• WHAT TO PRODUCE: Filter the records below and copy every line containing the word "water".

• PROVIDED INFORMATION:
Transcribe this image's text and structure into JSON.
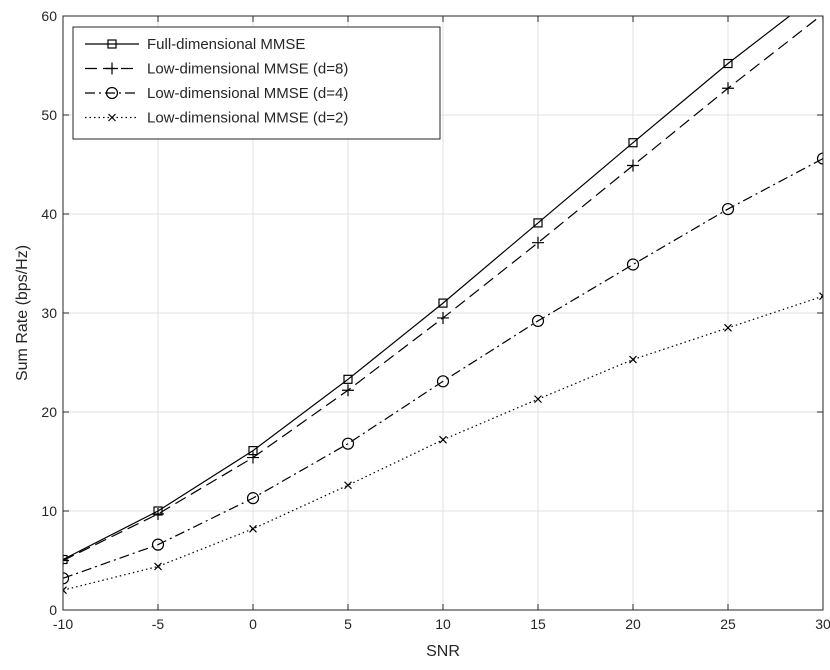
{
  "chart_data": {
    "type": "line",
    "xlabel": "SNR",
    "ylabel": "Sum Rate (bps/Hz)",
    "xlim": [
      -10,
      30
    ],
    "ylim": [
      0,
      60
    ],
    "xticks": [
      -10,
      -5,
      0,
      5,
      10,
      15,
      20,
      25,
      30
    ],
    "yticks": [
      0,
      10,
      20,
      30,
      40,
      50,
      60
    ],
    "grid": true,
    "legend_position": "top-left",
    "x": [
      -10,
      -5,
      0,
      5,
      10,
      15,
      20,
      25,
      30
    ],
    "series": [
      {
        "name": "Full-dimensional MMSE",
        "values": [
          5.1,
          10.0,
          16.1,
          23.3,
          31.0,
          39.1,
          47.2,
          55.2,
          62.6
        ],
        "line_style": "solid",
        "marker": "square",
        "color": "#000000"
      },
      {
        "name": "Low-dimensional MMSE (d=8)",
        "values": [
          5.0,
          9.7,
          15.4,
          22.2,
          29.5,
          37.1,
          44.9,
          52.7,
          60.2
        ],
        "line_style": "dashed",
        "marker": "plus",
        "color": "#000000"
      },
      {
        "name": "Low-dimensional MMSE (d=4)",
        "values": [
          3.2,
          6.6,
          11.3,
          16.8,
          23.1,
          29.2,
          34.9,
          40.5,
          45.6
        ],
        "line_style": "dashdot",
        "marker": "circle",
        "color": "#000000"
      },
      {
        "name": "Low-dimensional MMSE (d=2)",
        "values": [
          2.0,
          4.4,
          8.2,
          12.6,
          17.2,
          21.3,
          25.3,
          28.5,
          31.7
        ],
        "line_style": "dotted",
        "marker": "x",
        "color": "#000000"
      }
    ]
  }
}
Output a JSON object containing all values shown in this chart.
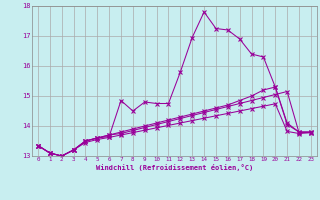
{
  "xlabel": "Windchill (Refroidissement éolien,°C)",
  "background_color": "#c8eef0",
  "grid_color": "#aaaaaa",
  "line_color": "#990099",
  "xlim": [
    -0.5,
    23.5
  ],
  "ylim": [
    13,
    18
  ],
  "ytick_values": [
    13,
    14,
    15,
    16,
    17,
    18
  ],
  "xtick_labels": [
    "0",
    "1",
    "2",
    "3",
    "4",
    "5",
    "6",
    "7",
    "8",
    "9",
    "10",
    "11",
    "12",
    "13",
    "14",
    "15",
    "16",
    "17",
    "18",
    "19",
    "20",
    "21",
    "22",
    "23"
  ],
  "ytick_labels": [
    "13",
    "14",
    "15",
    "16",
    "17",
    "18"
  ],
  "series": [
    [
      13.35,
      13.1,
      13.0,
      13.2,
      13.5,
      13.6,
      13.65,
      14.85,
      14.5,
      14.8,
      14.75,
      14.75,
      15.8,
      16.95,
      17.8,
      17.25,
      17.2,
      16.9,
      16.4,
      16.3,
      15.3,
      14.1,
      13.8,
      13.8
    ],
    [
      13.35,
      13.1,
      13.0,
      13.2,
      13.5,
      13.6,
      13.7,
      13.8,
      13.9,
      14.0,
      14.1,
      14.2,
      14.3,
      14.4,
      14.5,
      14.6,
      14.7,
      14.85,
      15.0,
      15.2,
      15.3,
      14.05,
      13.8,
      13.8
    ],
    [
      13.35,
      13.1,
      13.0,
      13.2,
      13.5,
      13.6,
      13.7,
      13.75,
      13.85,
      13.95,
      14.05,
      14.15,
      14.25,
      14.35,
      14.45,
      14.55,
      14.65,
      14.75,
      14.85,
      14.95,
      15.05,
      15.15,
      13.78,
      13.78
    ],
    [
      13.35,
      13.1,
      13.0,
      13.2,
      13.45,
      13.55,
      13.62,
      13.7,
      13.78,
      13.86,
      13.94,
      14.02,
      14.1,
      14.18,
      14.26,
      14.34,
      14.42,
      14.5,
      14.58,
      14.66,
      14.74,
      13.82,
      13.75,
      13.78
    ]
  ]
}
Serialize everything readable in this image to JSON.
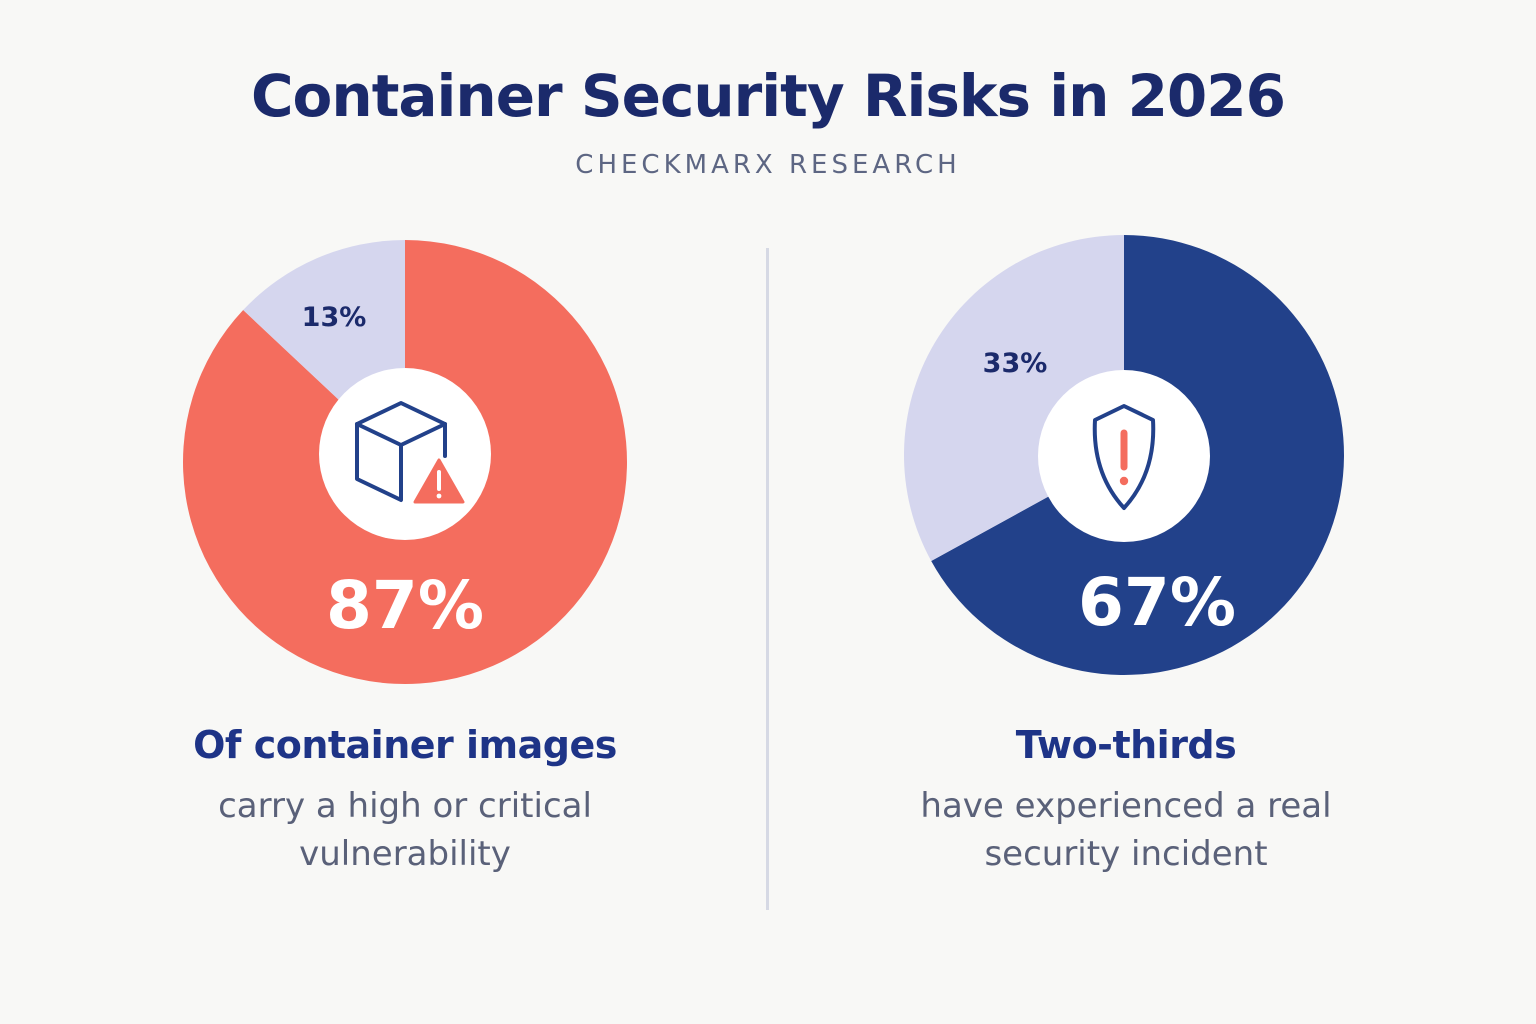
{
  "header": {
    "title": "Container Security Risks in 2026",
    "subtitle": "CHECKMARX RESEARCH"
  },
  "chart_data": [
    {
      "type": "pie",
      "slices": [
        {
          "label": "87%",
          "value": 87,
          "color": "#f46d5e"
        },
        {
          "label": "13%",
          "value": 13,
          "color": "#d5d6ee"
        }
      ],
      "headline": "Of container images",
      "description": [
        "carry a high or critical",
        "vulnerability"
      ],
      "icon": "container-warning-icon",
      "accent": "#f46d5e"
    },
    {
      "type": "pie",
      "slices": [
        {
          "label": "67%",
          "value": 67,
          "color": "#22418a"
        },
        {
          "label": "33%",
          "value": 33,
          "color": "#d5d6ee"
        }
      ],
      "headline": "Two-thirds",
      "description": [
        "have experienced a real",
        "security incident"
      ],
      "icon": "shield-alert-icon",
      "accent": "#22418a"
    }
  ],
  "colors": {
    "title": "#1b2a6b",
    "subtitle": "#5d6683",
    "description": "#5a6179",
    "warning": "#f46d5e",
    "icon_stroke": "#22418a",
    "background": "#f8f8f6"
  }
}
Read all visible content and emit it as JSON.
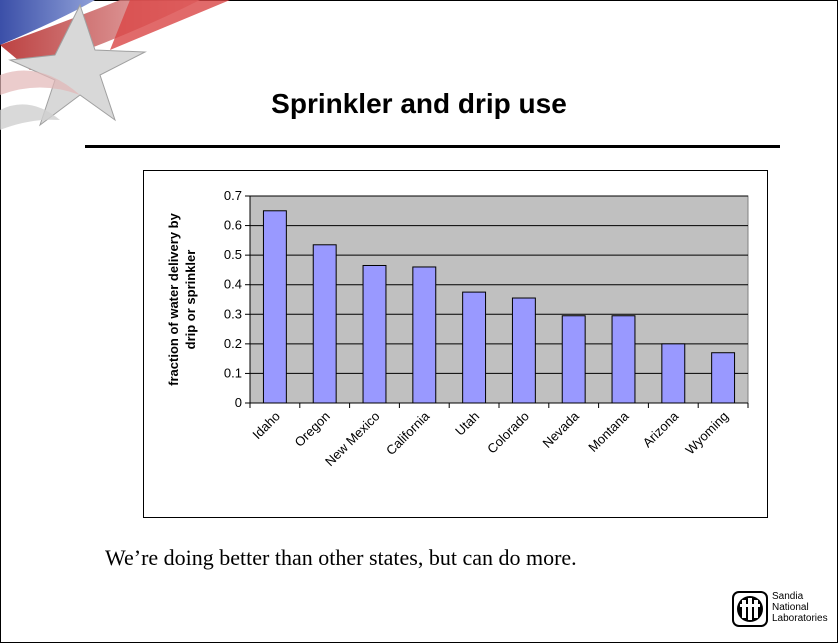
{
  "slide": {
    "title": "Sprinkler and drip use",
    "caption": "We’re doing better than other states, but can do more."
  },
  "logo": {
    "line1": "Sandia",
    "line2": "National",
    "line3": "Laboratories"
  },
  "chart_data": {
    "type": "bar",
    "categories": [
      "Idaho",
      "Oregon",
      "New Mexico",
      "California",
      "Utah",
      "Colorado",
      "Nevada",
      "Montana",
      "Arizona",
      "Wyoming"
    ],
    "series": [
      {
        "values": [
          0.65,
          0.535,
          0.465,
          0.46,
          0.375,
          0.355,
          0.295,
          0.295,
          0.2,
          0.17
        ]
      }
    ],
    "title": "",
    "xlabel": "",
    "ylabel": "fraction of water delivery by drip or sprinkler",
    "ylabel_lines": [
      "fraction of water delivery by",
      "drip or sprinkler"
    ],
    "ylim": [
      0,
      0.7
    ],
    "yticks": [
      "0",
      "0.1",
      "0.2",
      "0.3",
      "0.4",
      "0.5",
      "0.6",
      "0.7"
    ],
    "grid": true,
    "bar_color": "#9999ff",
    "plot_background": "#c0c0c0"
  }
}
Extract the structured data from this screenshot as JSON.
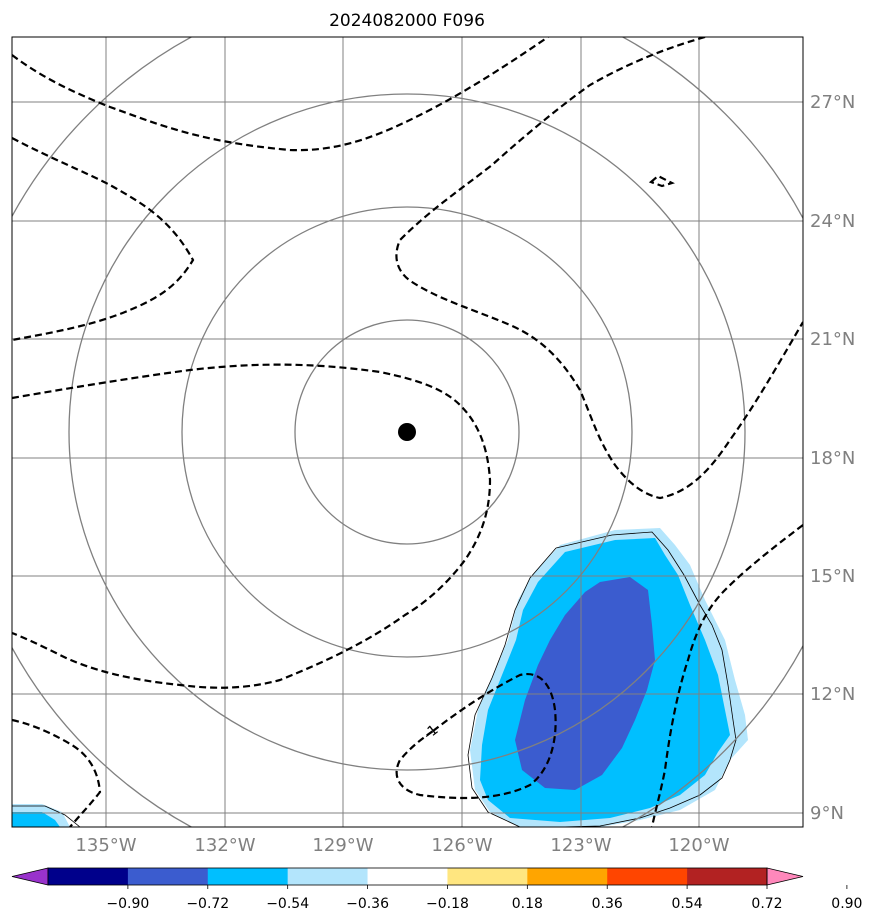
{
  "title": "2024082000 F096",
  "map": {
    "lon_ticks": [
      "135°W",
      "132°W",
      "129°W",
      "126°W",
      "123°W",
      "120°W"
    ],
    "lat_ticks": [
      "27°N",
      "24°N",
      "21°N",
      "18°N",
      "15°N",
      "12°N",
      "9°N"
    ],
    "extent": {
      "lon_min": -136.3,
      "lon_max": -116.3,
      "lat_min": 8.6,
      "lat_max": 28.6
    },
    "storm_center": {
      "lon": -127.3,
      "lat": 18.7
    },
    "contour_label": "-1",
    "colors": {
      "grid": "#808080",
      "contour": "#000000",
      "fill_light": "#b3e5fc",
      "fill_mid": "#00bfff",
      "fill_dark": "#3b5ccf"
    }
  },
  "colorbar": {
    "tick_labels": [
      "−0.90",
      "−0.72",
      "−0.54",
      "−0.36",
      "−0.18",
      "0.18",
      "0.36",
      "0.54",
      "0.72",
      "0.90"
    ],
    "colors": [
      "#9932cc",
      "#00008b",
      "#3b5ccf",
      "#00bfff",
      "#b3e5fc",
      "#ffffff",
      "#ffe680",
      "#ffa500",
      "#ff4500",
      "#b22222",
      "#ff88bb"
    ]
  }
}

• ANSWER TO THIS TASK:
    "ylabel": "fraction of water delivery by drip or sprinkler",
      "fraction of water delivery by",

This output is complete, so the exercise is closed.